* start Records for the exercise *

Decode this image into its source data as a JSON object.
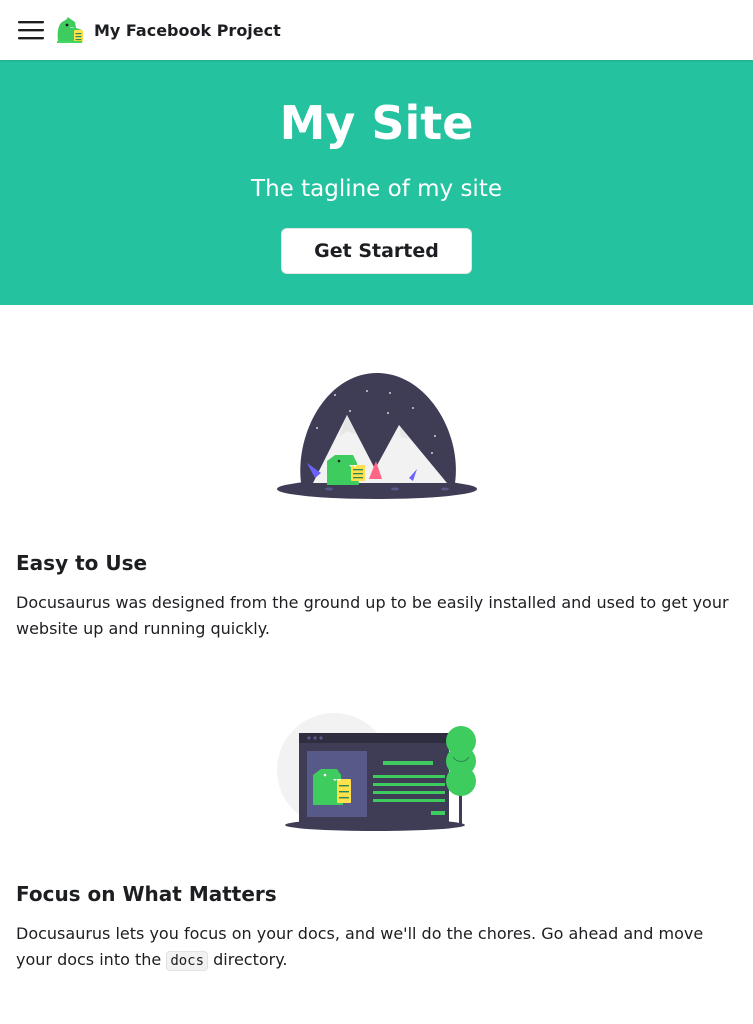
{
  "navbar": {
    "menu_icon": "hamburger-menu-icon",
    "logo_icon": "dinosaur-logo-icon",
    "title": "My Facebook Project"
  },
  "hero": {
    "title": "My Site",
    "tagline": "The tagline of my site",
    "button_label": "Get Started",
    "background_color": "#25c2a0"
  },
  "features": [
    {
      "illustration": "mountain-dinosaur-illustration",
      "title": "Easy to Use",
      "description": "Docusaurus was designed from the ground up to be easily installed and used to get your website up and running quickly."
    },
    {
      "illustration": "browser-window-dinosaur-illustration",
      "title": "Focus on What Matters",
      "description_before": "Docusaurus lets you focus on your docs, and we'll do the chores. Go ahead and move your docs into the",
      "description_code": "docs",
      "description_after": "directory."
    }
  ]
}
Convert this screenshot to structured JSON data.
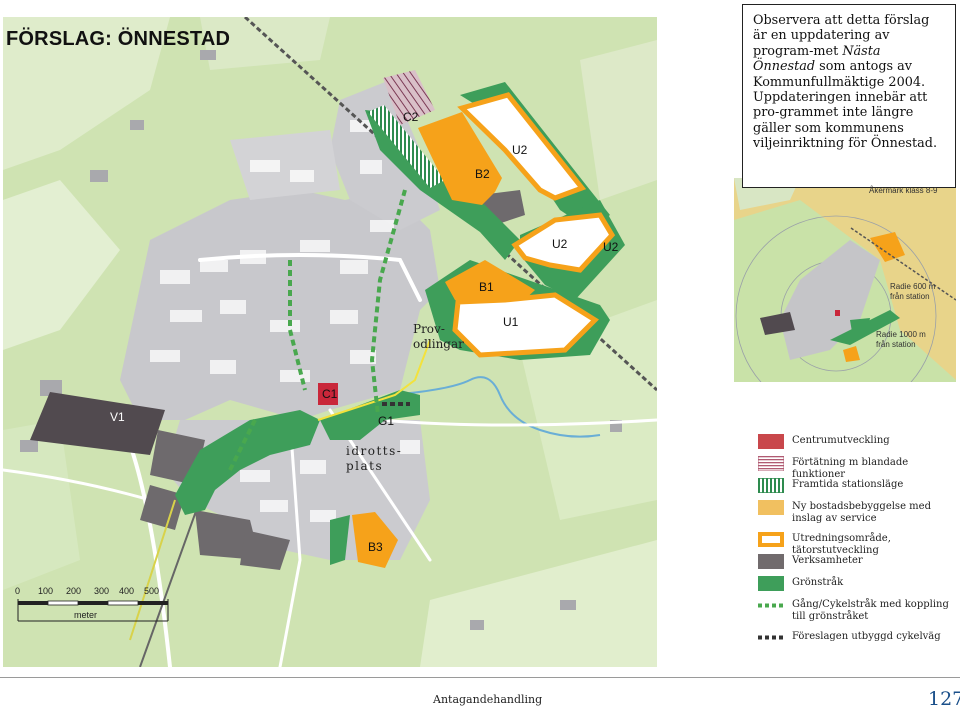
{
  "title": "FÖRSLAG: ÖNNESTAD",
  "notice": {
    "part1": "Observera att detta förslag är en uppdatering av program-met ",
    "italic": "Nästa Önnestad",
    "part2": " som antogs av Kommunfullmäktige 2004. Uppdateringen innebär att pro-grammet inte längre gäller som kommunens viljeinriktning för Önnestad."
  },
  "zone_labels": {
    "c2": "C2",
    "b2": "B2",
    "u2_top": "U2",
    "u2_mid_a": "U2",
    "u2_mid_b": "U2",
    "b1": "B1",
    "u1": "U1",
    "c1": "C1",
    "v1": "V1",
    "g1": "G1",
    "b3": "B3"
  },
  "place_labels": {
    "prov_line1": "Prov-",
    "prov_line2": "odlingar",
    "idrott_line1": "idrotts-",
    "idrott_line2": "plats"
  },
  "inset": {
    "title": "Åkermark klass 8-9",
    "radius600_line1": "Radie 600 m",
    "radius600_line2": "från station",
    "radius1000_line1": "Radie 1000 m",
    "radius1000_line2": "från station"
  },
  "scale_bar": {
    "ticks": [
      "0",
      "100",
      "200",
      "300",
      "400",
      "500"
    ],
    "unit": "meter"
  },
  "legend": [
    {
      "label": "Centrumutveckling",
      "swatch": "centrum",
      "color": "#c9474b"
    },
    {
      "label": "Förtätning m blandade funktioner",
      "swatch": "fortatning",
      "color": "#b05a72"
    },
    {
      "label": "Framtida stationsläge",
      "swatch": "station",
      "color": "#2e8b4f"
    },
    {
      "label": "Ny bostadsbebyggelse med inslag av service",
      "swatch": "bostad",
      "color": "#f1c060"
    },
    {
      "label": "Utredningsområde, tätorstutveckling",
      "swatch": "utredning",
      "color": "#f6a21a"
    },
    {
      "label": "Verksamheter",
      "swatch": "verksamheter",
      "color": "#716b6d"
    },
    {
      "label": "Grönstråk",
      "swatch": "gronstrak",
      "color": "#3e9e5a"
    },
    {
      "label": "Gång/Cykelstråk med koppling till grönstråket",
      "swatch": "gangcykel",
      "color": "#49a84e"
    },
    {
      "label": "Föreslagen utbyggd cykelväg",
      "swatch": "cykelvag",
      "color": "#333333"
    }
  ],
  "footer": {
    "label": "Antagandehandling",
    "page": "127"
  }
}
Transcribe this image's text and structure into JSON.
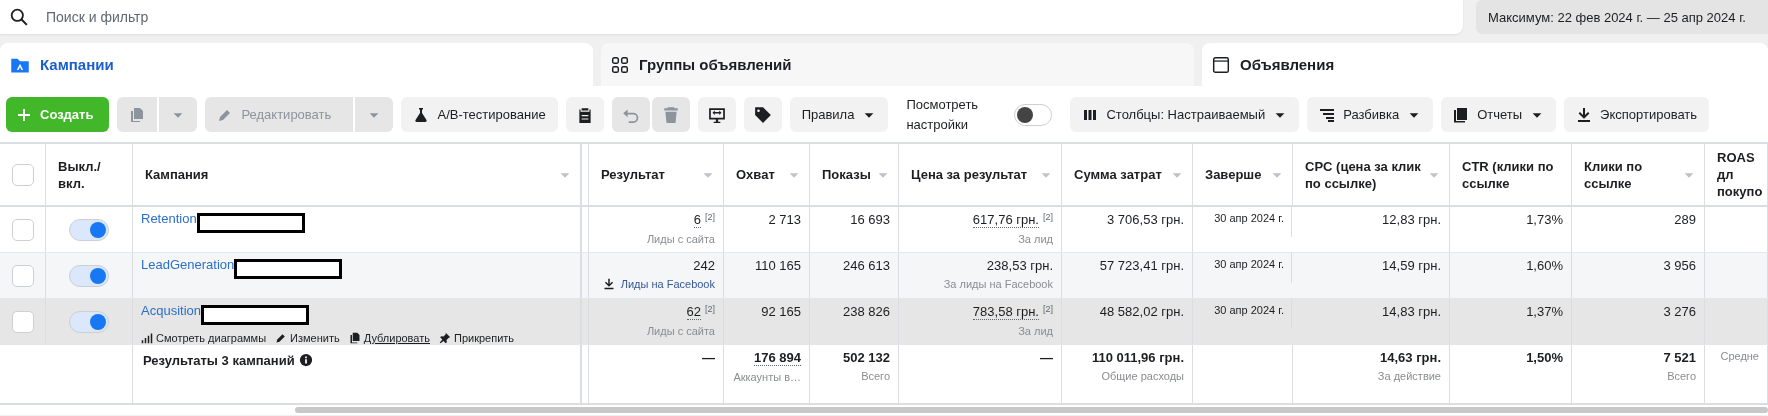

* end Records for the exercise *

◆ **Problem to solve**: Copy the records exactly. Skip the pictures.

◆ **Problem solution**:
Decode this image into its source data as a JSON object.
{
  "navbar": {
    "menu_icon": "hamburger-menu-icon",
    "logo_icon": "dinosaur-logo-icon",
    "title": "My Facebook Project"
  },
  "hero": {
    "title": "My Site",
    "tagline": "The tagline of my site",
    "button_label": "Get Started",
    "background_color": "#25c2a0"
  },
  "features": [
    {
      "illustration": "mountain-dinosaur-illustration",
      "title": "Easy to Use",
      "description": "Docusaurus was designed from the ground up to be easily installed and used to get your website up and running quickly."
    },
    {
      "illustration": "browser-window-dinosaur-illustration",
      "title": "Focus on What Matters",
      "description_before": "Docusaurus lets you focus on your docs, and we'll do the chores. Go ahead and move your docs into the",
      "description_code": "docs",
      "description_after": "directory."
    }
  ]
}
Convert this screenshot to structured JSON data.
{
  "title": "FÖRSLAG: ÖNNESTAD",
  "notice": {
    "part1": "Observera att detta förslag är en uppdatering av program-met ",
    "italic": "Nästa Önnestad",
    "part2": " som antogs av Kommunfullmäktige 2004. Uppdateringen innebär att pro-grammet inte längre gäller som kommunens viljeinriktning för Önnestad."
  },
  "zone_labels": {
    "c2": "C2",
    "b2": "B2",
    "u2_top": "U2",
    "u2_mid_a": "U2",
    "u2_mid_b": "U2",
    "b1": "B1",
    "u1": "U1",
    "c1": "C1",
    "v1": "V1",
    "g1": "G1",
    "b3": "B3"
  },
  "place_labels": {
    "prov_line1": "Prov-",
    "prov_line2": "odlingar",
    "idrott_line1": "idrotts-",
    "idrott_line2": "plats"
  },
  "inset": {
    "title": "Åkermark klass 8-9",
    "radius600_line1": "Radie 600 m",
    "radius600_line2": "från station",
    "radius1000_line1": "Radie 1000 m",
    "radius1000_line2": "från station"
  },
  "scale_bar": {
    "ticks": [
      "0",
      "100",
      "200",
      "300",
      "400",
      "500"
    ],
    "unit": "meter"
  },
  "legend": [
    {
      "label": "Centrumutveckling",
      "swatch": "centrum",
      "color": "#c9474b"
    },
    {
      "label": "Förtätning m blandade funktioner",
      "swatch": "fortatning",
      "color": "#b05a72"
    },
    {
      "label": "Framtida stationsläge",
      "swatch": "station",
      "color": "#2e8b4f"
    },
    {
      "label": "Ny bostadsbebyggelse med inslag av service",
      "swatch": "bostad",
      "color": "#f1c060"
    },
    {
      "label": "Utredningsområde, tätorstutveckling",
      "swatch": "utredning",
      "color": "#f6a21a"
    },
    {
      "label": "Verksamheter",
      "swatch": "verksamheter",
      "color": "#716b6d"
    },
    {
      "label": "Grönstråk",
      "swatch": "gronstrak",
      "color": "#3e9e5a"
    },
    {
      "label": "Gång/Cykelstråk med koppling till grönstråket",
      "swatch": "gangcykel",
      "color": "#49a84e"
    },
    {
      "label": "Föreslagen utbyggd cykelväg",
      "swatch": "cykelvag",
      "color": "#333333"
    }
  ],
  "footer": {
    "label": "Antagandehandling",
    "page": "127"
  }
}
Transcribe this image's text and structure into JSON.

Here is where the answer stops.